# [Problem description]
Look below and pull out each line with the word "text".

# [Data supplied]
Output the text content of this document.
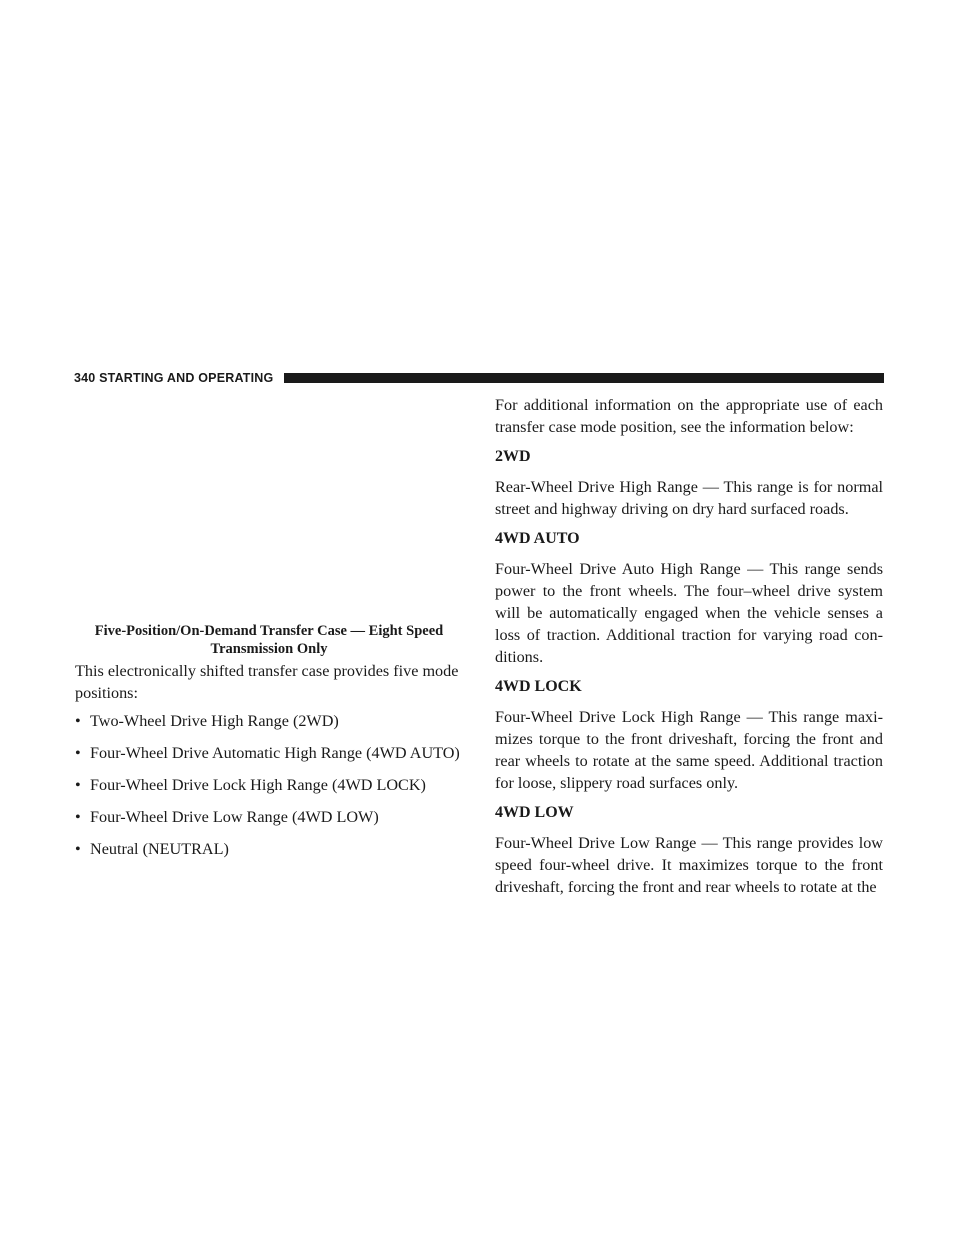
340 STARTING AND OPERATING
Five-Position/On-Demand Transfer Case — Eight Speed
Transmission Only

This electronically shifted transfer case provides five mode positions:

• Two-Wheel Drive High Range (2WD)
• Four-Wheel Drive Automatic High Range (4WD AUTO)
• Four-Wheel Drive Lock High Range (4WD LOCK)
• Four-Wheel Drive Low Range (4WD LOW)
• Neutral (NEUTRAL)

For additional information on the appropriate use of each transfer case mode position, see the information below:

2WD

Rear-Wheel Drive High Range — This range is for normal street and highway driving on dry hard surfaced roads.

4WD AUTO

Four-Wheel Drive Auto High Range — This range sends power to the front wheels. The four–wheel drive system will be automatically engaged when the vehicle senses a loss of traction. Additional traction for varying road con-ditions.

4WD LOCK

Four-Wheel Drive Lock High Range — This range maxi-mizes torque to the front driveshaft, forcing the front and rear wheels to rotate at the same speed. Additional traction for loose, slippery road surfaces only.

4WD LOW

Four-Wheel Drive Low Range — This range provides low speed four-wheel drive. It maximizes torque to the front driveshaft, forcing the front and rear wheels to rotate at the
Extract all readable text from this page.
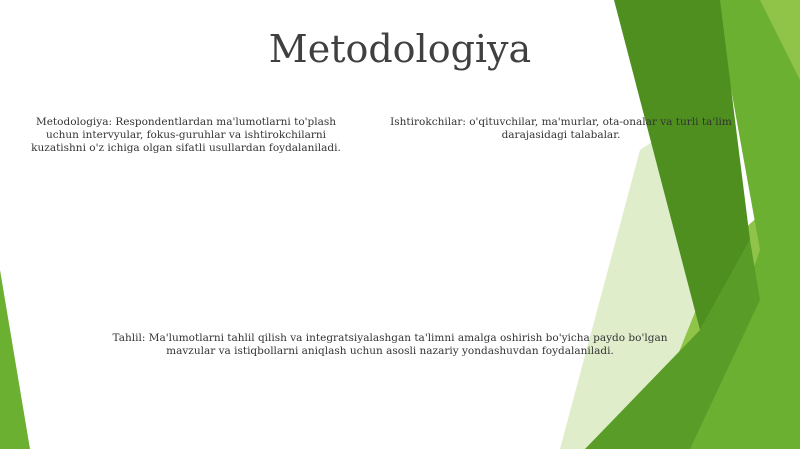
Metodologiya
Metodologiya: Respondentlardan ma'lumotlarni to'plash uchun intervyular, fokus-guruhlar va ishtirokchilarni kuzatishni o'z ichiga olgan sifatli usullardan foydalaniladi.
Ishtirokchilar: o'qituvchilar, ma'murlar, ota-onalar va turli ta'lim darajasidagi talabalar.
Tahlil: Ma'lumotlarni tahlil qilish va integratsiyalashgan ta'limni amalga oshirish bo'yicha paydo bo'lgan mavzular va istiqbollarni aniqlash uchun asosli nazariy yondashuvdan foydalaniladi.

# [Answer for the task]
Output the text content of this document.
Extract all readable text from this page.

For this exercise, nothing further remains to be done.